What to work on
1. Transcribe the post on renewable energy in the IPCC 1.5-degree report word for word, from "That report —" up to and including "end of 2018.".
2. Continue the post on renewable energy in the IPCC report on 1.5 degrees of warming, starting right after its last sentence.

Document segment

######

RENEWABLE ENERGY IN THE IPCC REPORT ON GLOBAL WARMING OF 1.5 DEGREES CELSIUS

  • AUTHOR: kellyo-kom
  • January 15, 2019
RENEWABLE ENERGY IN THE IPCC REPORT ON GLOBAL WARMING OF 1.5 DEGREES CELSIUS

In 2015, the United Nations adopted the Paris Agreement in an effort to contain the Earth’s temperature rise to less than 2 degrees Celsius above pre-industrial levels — preferably just 1.5 degrees. As part of the Paris Agreement negotiations, the United Nations Framework Convention on Climate Change (UNFCCC) asked the Intergovernmental Panel on Climate Change (IPCC) to prepare a special report on potential pathways to meeting the 1.5 degree goal.

That report — which bears the unwieldy title Global Warming of 1.5℃, an IPCC special report on the impacts of global warming of 1.5℃ above pre-industrial levels and related global greenhouse gas emission pathways, in the context of strengthening the global response to the threat of climate change, sustainable development, and efforts to eradicate poverty — arrived three years later, at the tail end of 2018.

######

Data supplied
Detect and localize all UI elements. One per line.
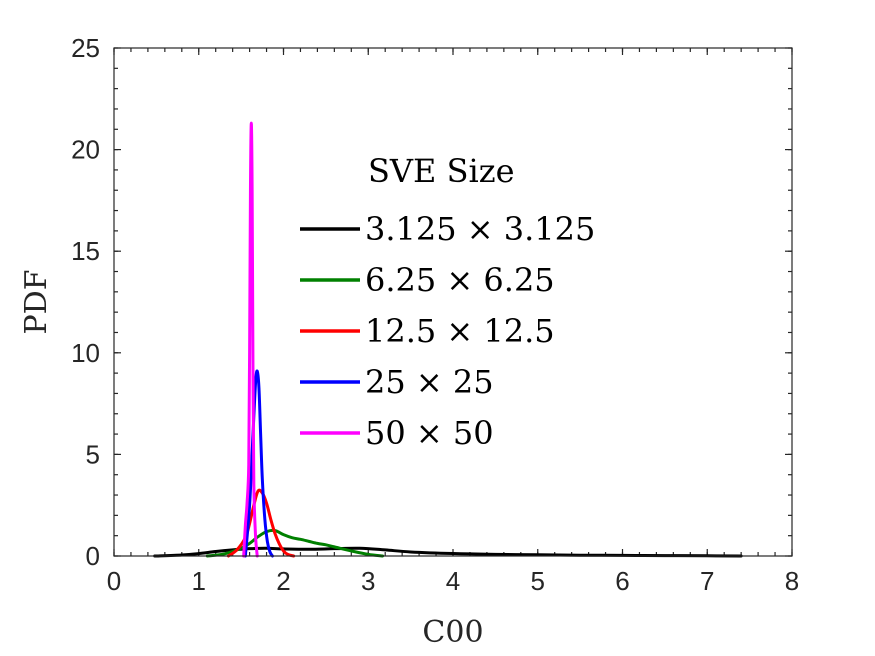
y-tick-labels: 0 5 10 15 20 25 [71,33,100,571]
y-tick-label: 25 [71,33,100,63]
legend-label-3: 12.5 × 12.5 [365,312,555,350]
legend-items: 3.125 × 3.125 6.25 × 6.25 12.5 × 12.5 25 × … [300,210,595,452]
x-tick-label: 1 [192,566,206,596]
x-tick-labels: 0 1 2 3 4 5 6 7 8 [107,566,799,596]
series-line-1 [153,546,743,558]
legend-label-4: 25 × 25 [365,363,494,401]
x-tick-label: 4 [446,566,460,596]
y-tick-label: 20 [71,135,100,165]
y-tick-label: 15 [71,236,100,266]
legend-title: SVE Size [368,152,515,190]
y-tick-label: 10 [71,338,100,368]
x-tick-label: 5 [531,566,545,596]
x-axis-label: C00 [422,615,483,650]
legend-label-2: 6.25 × 6.25 [365,261,555,299]
x-tick-label: 6 [615,566,629,596]
x-tick-label: 8 [785,566,799,596]
legend-label-5: 50 × 50 [365,414,494,452]
plot-background [114,48,792,556]
x-tick-label: 7 [700,566,714,596]
plot-frame [113,47,793,557]
y-tick-label: 5 [86,439,100,469]
y-axis-label: PDF [19,269,54,334]
series-lines [153,121,743,558]
series-line-5 [242,121,259,558]
x-tick-label: 3 [361,566,375,596]
x-tick-label: 0 [107,566,121,596]
y-tick-label: 0 [86,541,100,571]
x-tick-label: 2 [276,566,290,596]
legend: SVE Size 3.125 × 3.125 6.25 × 6.25 12.5 × … [300,152,595,452]
legend-label-1: 3.125 × 3.125 [365,210,595,248]
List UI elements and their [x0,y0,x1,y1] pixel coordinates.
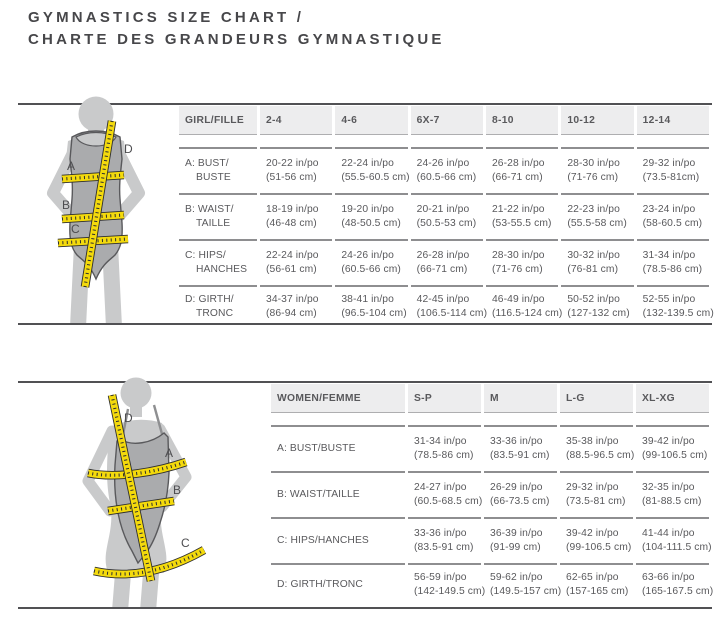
row-label: A: BUST/BUSTE [271,427,405,473]
header-row: WOMEN/FEMME S-P M L-G XL-XG [271,384,709,413]
size-cell: 26-28 in/po (66-71 cm) [485,149,559,195]
size-cell: 26-29 in/po (66-73.5 cm) [484,473,557,519]
size-cell: 22-24 in/po (55.5-60.5 cm) [335,149,410,195]
column-header: 2-4 [260,106,333,135]
column-header: 4-6 [335,106,408,135]
size-cell: 24-26 in/po (60.5-66 cm) [410,149,483,195]
table-row-waist: B: WAIST/TAILLE 24-27 in/po (60.5-68.5 cm… [271,473,709,519]
figure-label-d: D [124,411,133,425]
size-cell: 42-45 in/po (106.5-114 cm) [416,293,488,320]
size-cell: 33-36 in/po (83.5-91 cm) [484,427,557,473]
row-label: B: WAIST/TAILLE [179,195,257,241]
size-cell: 34-37 in/po (86-94 cm) [266,293,319,320]
column-header: XL-XG [636,384,709,413]
size-cell: 33-36 in/po (83.5-91 cm) [408,519,481,565]
column-header: S-P [408,384,481,413]
size-cell: 52-55 in/po (132-139.5 cm) [642,293,714,320]
size-cell: 20-22 in/po (51-56 cm) [260,149,333,195]
measuring-tape-waist [107,496,175,516]
figure-label-b: B [62,198,70,212]
top-rule [18,381,712,383]
row-label: D: GIRTH/TRONC [185,293,234,320]
size-cell: 21-22 in/po (53-55.5 cm) [485,195,559,241]
size-cell: 63-66 in/po (165-167.5 cm) [642,571,714,598]
size-cell: 36-39 in/po (91-99 cm) [484,519,557,565]
girls-size-table: GIRL/FILLE 2-4 4-6 6X-7 8-10 10-12 12-14… [176,106,714,327]
row-label: B: WAIST/TAILLE [271,473,405,519]
header-row: GIRL/FILLE 2-4 4-6 6X-7 8-10 10-12 12-14 [179,106,709,135]
size-cell: 29-32 in/po (73.5-81 cm) [560,473,633,519]
row-label: A: BUST/BUSTE [179,149,257,195]
page-title-line2: CHARTE DES GRANDEURS GYMNASTIQUE [28,31,445,48]
size-cell: 22-23 in/po (55.5-58 cm) [561,195,634,241]
size-cell: 39-42 in/po (99-106.5 cm) [636,427,709,473]
size-cell: 46-49 in/po (116.5-124 cm) [491,293,563,320]
size-cell: 22-24 in/po (56-61 cm) [260,241,333,287]
figure-label-c: C [181,536,190,550]
size-cell: 26-28 in/po (66-71 cm) [410,241,483,287]
size-cell: 28-30 in/po (71-76 cm) [561,149,634,195]
figure-label-a: A [67,159,75,173]
measuring-tape-girth [107,394,156,582]
table-row-bust: A: BUST/BUSTE 31-34 in/po (78.5-86 cm) 33… [271,427,709,473]
table-row-girth: D: GIRTH/TRONC 34-37 in/po (86-94 cm) 38-… [179,287,714,327]
size-cell: 18-19 in/po (46-48 cm) [260,195,333,241]
table-row-bust: A: BUST/BUSTE 20-22 in/po (51-56 cm) 22-2… [179,149,709,195]
column-header: WOMEN/FEMME [271,384,405,413]
size-cell: 19-20 in/po (48-50.5 cm) [335,195,408,241]
size-cell: 28-30 in/po (71-76 cm) [485,241,559,287]
size-cell: 20-21 in/po (50.5-53 cm) [410,195,483,241]
size-cell: 62-65 in/po (157-165 cm) [566,571,629,598]
column-header: M [484,384,557,413]
table-row-hips: C: HIPS/HANCHES 33-36 in/po (83.5-91 cm) … [271,519,712,565]
size-cell: 35-38 in/po (88.5-96.5 cm) [560,427,634,473]
size-cell: 39-42 in/po (99-106.5 cm) [560,519,633,565]
column-header: GIRL/FILLE [179,106,257,135]
divider-row [179,135,709,149]
column-header: L-G [560,384,633,413]
table-row-girth: D: GIRTH/TRONC 56-59 in/po (142-149.5 cm)… [271,565,714,605]
figure-label-b: B [173,483,181,497]
bottom-rule [18,323,712,325]
women-size-table: WOMEN/FEMME S-P M L-G XL-XG A: BUST/BUST… [268,384,714,605]
size-cell: 31-34 in/po (78.5-86 cm) [636,241,709,287]
woman-figure: A B C D [82,377,207,609]
girl-figure: A B C D [47,96,145,325]
row-label: C: HIPS/HANCHES [179,241,257,287]
table-row-hips: C: HIPS/HANCHES 22-24 in/po (56-61 cm) 24… [179,241,709,287]
size-cell: 23-24 in/po (58-60.5 cm) [636,195,709,241]
size-cell: 31-34 in/po (78.5-86 cm) [408,427,481,473]
size-cell: 56-59 in/po (142-149.5 cm) [414,571,486,598]
size-cell: 29-32 in/po (73.5-81cm) [636,149,709,195]
top-rule [18,103,712,105]
page-title-line1: GYMNASTICS SIZE CHART / [28,9,305,26]
size-cell: 50-52 in/po (127-132 cm) [567,293,630,320]
figure-label-c: C [71,222,80,236]
size-cell: 32-35 in/po (81-88.5 cm) [636,473,709,519]
column-header: 10-12 [561,106,634,135]
size-cell: 41-44 in/po (104-111.5 cm) [636,519,712,565]
figure-label-a: A [165,446,173,460]
column-header: 8-10 [485,106,559,135]
girls-section: A B C D GIRL/FILLE 2-4 4-6 6X-7 8-10 10-… [18,96,714,327]
row-label: C: HIPS/HANCHES [271,519,405,565]
column-header: 6X-7 [410,106,483,135]
size-cell: 24-26 in/po (60.5-66 cm) [335,241,408,287]
size-cell: 59-62 in/po (149.5-157 cm) [490,571,562,598]
size-cell: 30-32 in/po (76-81 cm) [561,241,634,287]
divider-row [271,413,709,427]
table-row-waist: B: WAIST/TAILLE 18-19 in/po (46-48 cm) 19… [179,195,709,241]
bottom-rule [18,607,712,609]
figure-label-d: D [124,142,133,156]
measuring-tape-bust [61,170,125,184]
row-label: D: GIRTH/TRONC [277,578,363,590]
page-title: GYMNASTICS SIZE CHART / CHARTE DES GRAND… [28,7,445,51]
women-section: A B C D WOMEN/FEMME S-P M L-G XL-XG A: B… [18,377,714,609]
column-header: 12-14 [636,106,709,135]
measuring-tape-bust [87,457,188,480]
size-cell: 24-27 in/po (60.5-68.5 cm) [408,473,482,519]
size-cell: 38-41 in/po (96.5-104 cm) [341,293,407,320]
measuring-tape-girth [80,120,117,288]
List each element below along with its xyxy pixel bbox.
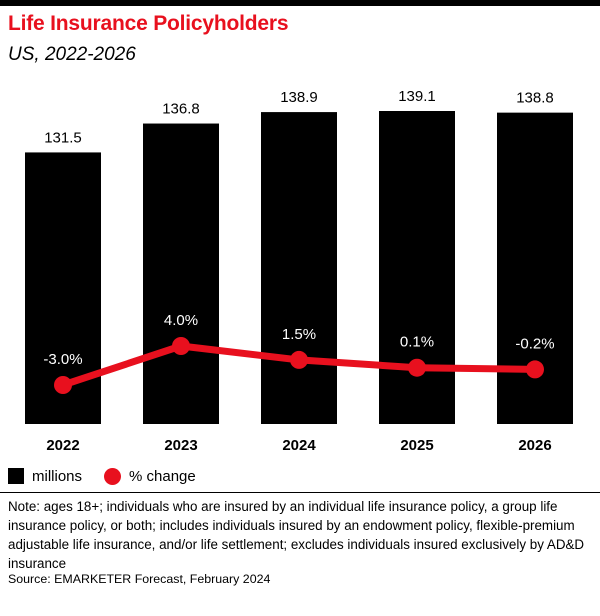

######

Responses
1.
That report — which bears the unwieldy title Global Warming of 1.5℃, an IPCC special report on the impacts of global warming of 1.5℃ above pre-industrial levels and related global greenhouse gas emission pathways, in the context of strengthening the global response to the threat of climate change, sustainable development, and efforts to eradicate poverty — arrived three years later, at the tail end of 2018.

2.
Amid pages of detailed scientific analysis, the Report makes one thing clear: In order to arrest global warming at the threshold of disaster, we need to significantly reduce or even eliminate carbon pollution. Half measures won’t be enough to escape the worst effects of climate change, including droughts, floods, extreme weather events, the sinking of island nations, dwindling food and water supplies…and, for those more financially motivated, an estimated damage cost of $54 trillion.    

As you might expect, avoiding these outcomes requires a quick transition from fossil fuels toward renewable energy. Providers of clean energy infrastructure — wind farms, utility-scale solar installations, biofuel processors — are poised to lead the private sector’s contribution to this effort. Here are some key takeaways from the IPCC Report that describe renewable energy’s role in avoiding the climate apocalypse:

  • Investment in clean power and energy efficiency will have to roughly double over the next two decades. Companies and governments will need to cut spending on fossil-fuel extraction and use by something like 25 percent over the same timespan.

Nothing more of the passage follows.